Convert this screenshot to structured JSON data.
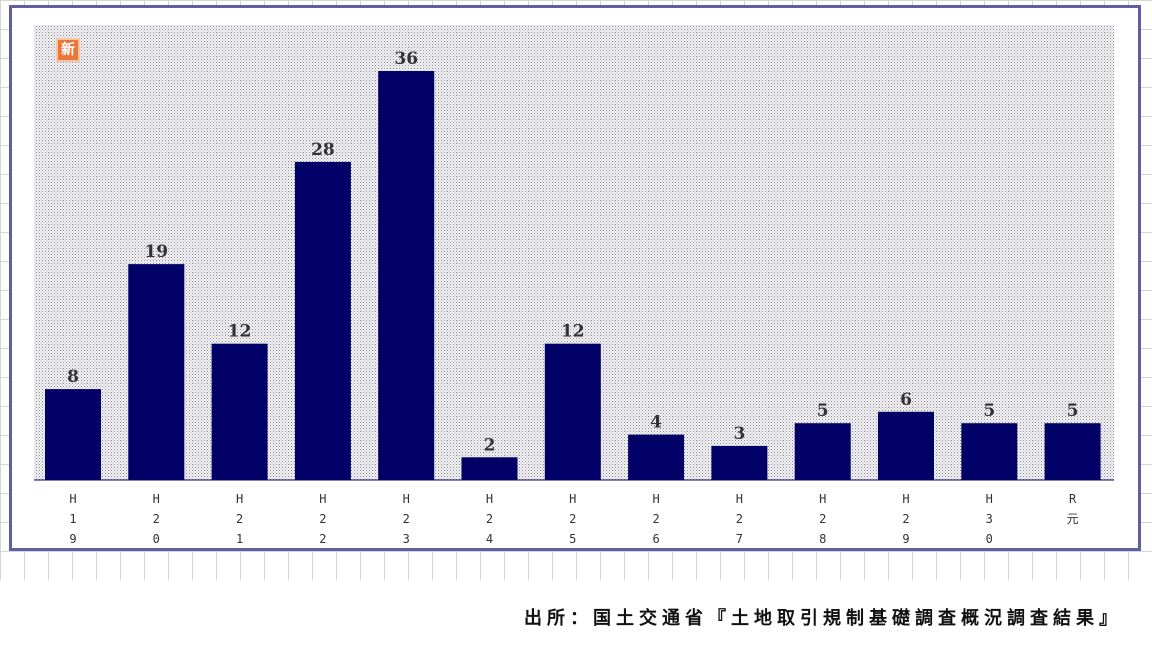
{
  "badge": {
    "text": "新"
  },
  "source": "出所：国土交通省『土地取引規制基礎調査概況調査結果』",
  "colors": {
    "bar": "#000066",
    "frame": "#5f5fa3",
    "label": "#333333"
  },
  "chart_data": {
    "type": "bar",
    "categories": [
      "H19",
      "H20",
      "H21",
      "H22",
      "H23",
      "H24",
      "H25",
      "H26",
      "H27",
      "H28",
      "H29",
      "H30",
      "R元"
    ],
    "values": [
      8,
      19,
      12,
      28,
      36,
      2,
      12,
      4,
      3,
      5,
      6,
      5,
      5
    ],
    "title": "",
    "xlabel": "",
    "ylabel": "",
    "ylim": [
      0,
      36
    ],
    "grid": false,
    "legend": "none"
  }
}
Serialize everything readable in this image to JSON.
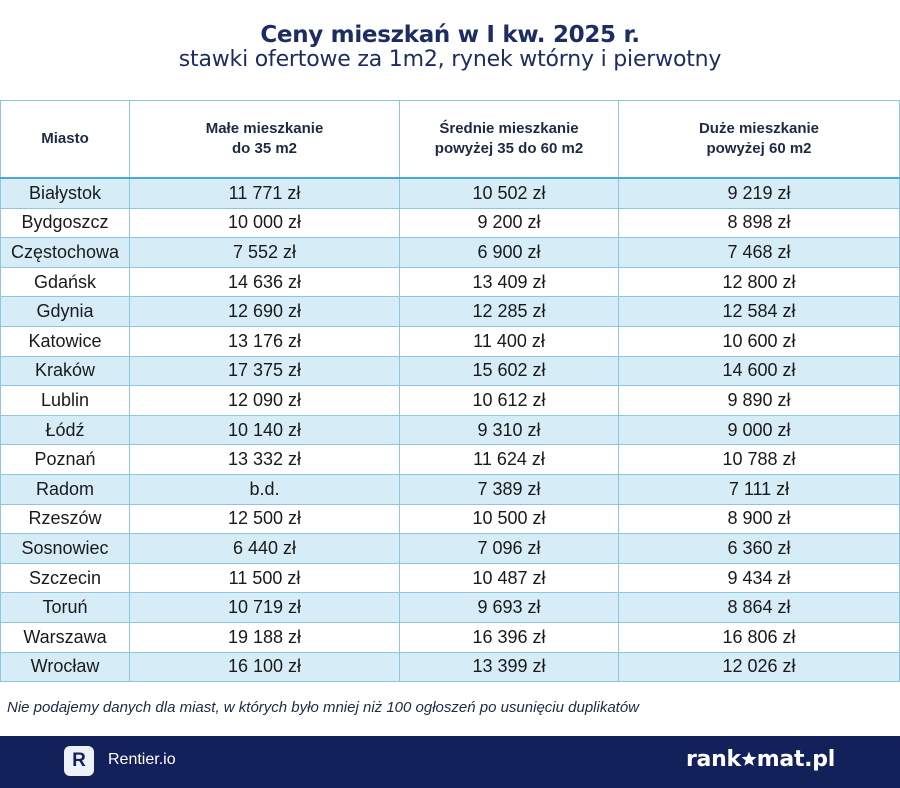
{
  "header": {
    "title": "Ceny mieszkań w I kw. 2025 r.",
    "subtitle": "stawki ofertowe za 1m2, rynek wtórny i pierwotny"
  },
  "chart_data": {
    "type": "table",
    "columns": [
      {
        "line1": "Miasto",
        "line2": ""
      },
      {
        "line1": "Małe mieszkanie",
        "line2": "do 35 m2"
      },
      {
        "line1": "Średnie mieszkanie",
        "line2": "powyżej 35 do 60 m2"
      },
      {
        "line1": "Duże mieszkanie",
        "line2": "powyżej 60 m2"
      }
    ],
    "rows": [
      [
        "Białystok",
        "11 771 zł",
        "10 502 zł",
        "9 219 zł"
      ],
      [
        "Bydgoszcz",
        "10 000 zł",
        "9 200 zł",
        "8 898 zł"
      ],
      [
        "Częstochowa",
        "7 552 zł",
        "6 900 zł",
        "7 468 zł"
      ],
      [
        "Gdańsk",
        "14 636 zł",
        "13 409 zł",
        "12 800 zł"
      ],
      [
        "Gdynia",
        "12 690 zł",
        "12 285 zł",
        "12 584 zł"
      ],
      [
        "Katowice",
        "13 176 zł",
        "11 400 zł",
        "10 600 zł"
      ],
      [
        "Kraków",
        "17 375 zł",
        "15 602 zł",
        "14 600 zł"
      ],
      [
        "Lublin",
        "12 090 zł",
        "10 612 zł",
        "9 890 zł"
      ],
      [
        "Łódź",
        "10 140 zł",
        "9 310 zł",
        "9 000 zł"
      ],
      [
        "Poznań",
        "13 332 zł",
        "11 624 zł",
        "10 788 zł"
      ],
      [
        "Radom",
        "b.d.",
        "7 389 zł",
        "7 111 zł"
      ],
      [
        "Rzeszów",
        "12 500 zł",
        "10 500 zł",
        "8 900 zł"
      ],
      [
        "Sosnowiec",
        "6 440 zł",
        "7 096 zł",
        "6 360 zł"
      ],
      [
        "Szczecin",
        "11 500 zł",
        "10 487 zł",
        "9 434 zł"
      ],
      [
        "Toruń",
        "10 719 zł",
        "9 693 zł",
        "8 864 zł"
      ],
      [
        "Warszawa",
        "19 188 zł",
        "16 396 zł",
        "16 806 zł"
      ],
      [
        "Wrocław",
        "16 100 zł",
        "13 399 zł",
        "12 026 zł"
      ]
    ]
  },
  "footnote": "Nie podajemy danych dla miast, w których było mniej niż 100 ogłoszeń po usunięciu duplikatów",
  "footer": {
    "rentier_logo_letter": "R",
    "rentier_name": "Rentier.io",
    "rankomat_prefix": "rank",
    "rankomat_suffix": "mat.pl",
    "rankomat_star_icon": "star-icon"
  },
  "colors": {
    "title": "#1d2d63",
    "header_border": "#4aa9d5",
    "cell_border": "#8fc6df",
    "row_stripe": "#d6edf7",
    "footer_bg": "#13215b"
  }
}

» AIM OF THE TASK
Without the pictures, restate each entry exactly.

» RESULT OF THE TASK
Convert this screenshot to structured JSON data.
{
  "badge": {
    "text": "新"
  },
  "source": "出所：国土交通省『土地取引規制基礎調査概況調査結果』",
  "colors": {
    "bar": "#000066",
    "frame": "#5f5fa3",
    "label": "#333333"
  },
  "chart_data": {
    "type": "bar",
    "categories": [
      "H19",
      "H20",
      "H21",
      "H22",
      "H23",
      "H24",
      "H25",
      "H26",
      "H27",
      "H28",
      "H29",
      "H30",
      "R元"
    ],
    "values": [
      8,
      19,
      12,
      28,
      36,
      2,
      12,
      4,
      3,
      5,
      6,
      5,
      5
    ],
    "title": "",
    "xlabel": "",
    "ylabel": "",
    "ylim": [
      0,
      36
    ],
    "grid": false,
    "legend": "none"
  }
}
Serialize everything readable in this image to JSON.
{
  "header": {
    "title": "Ceny mieszkań w I kw. 2025 r.",
    "subtitle": "stawki ofertowe za 1m2, rynek wtórny i pierwotny"
  },
  "chart_data": {
    "type": "table",
    "columns": [
      {
        "line1": "Miasto",
        "line2": ""
      },
      {
        "line1": "Małe mieszkanie",
        "line2": "do 35 m2"
      },
      {
        "line1": "Średnie mieszkanie",
        "line2": "powyżej 35 do 60 m2"
      },
      {
        "line1": "Duże mieszkanie",
        "line2": "powyżej 60 m2"
      }
    ],
    "rows": [
      [
        "Białystok",
        "11 771 zł",
        "10 502 zł",
        "9 219 zł"
      ],
      [
        "Bydgoszcz",
        "10 000 zł",
        "9 200 zł",
        "8 898 zł"
      ],
      [
        "Częstochowa",
        "7 552 zł",
        "6 900 zł",
        "7 468 zł"
      ],
      [
        "Gdańsk",
        "14 636 zł",
        "13 409 zł",
        "12 800 zł"
      ],
      [
        "Gdynia",
        "12 690 zł",
        "12 285 zł",
        "12 584 zł"
      ],
      [
        "Katowice",
        "13 176 zł",
        "11 400 zł",
        "10 600 zł"
      ],
      [
        "Kraków",
        "17 375 zł",
        "15 602 zł",
        "14 600 zł"
      ],
      [
        "Lublin",
        "12 090 zł",
        "10 612 zł",
        "9 890 zł"
      ],
      [
        "Łódź",
        "10 140 zł",
        "9 310 zł",
        "9 000 zł"
      ],
      [
        "Poznań",
        "13 332 zł",
        "11 624 zł",
        "10 788 zł"
      ],
      [
        "Radom",
        "b.d.",
        "7 389 zł",
        "7 111 zł"
      ],
      [
        "Rzeszów",
        "12 500 zł",
        "10 500 zł",
        "8 900 zł"
      ],
      [
        "Sosnowiec",
        "6 440 zł",
        "7 096 zł",
        "6 360 zł"
      ],
      [
        "Szczecin",
        "11 500 zł",
        "10 487 zł",
        "9 434 zł"
      ],
      [
        "Toruń",
        "10 719 zł",
        "9 693 zł",
        "8 864 zł"
      ],
      [
        "Warszawa",
        "19 188 zł",
        "16 396 zł",
        "16 806 zł"
      ],
      [
        "Wrocław",
        "16 100 zł",
        "13 399 zł",
        "12 026 zł"
      ]
    ]
  },
  "footnote": "Nie podajemy danych dla miast, w których było mniej niż 100 ogłoszeń po usunięciu duplikatów",
  "footer": {
    "rentier_logo_letter": "R",
    "rentier_name": "Rentier.io",
    "rankomat_prefix": "rank",
    "rankomat_suffix": "mat.pl",
    "rankomat_star_icon": "star-icon"
  },
  "colors": {
    "title": "#1d2d63",
    "header_border": "#4aa9d5",
    "cell_border": "#8fc6df",
    "row_stripe": "#d6edf7",
    "footer_bg": "#13215b"
  }
}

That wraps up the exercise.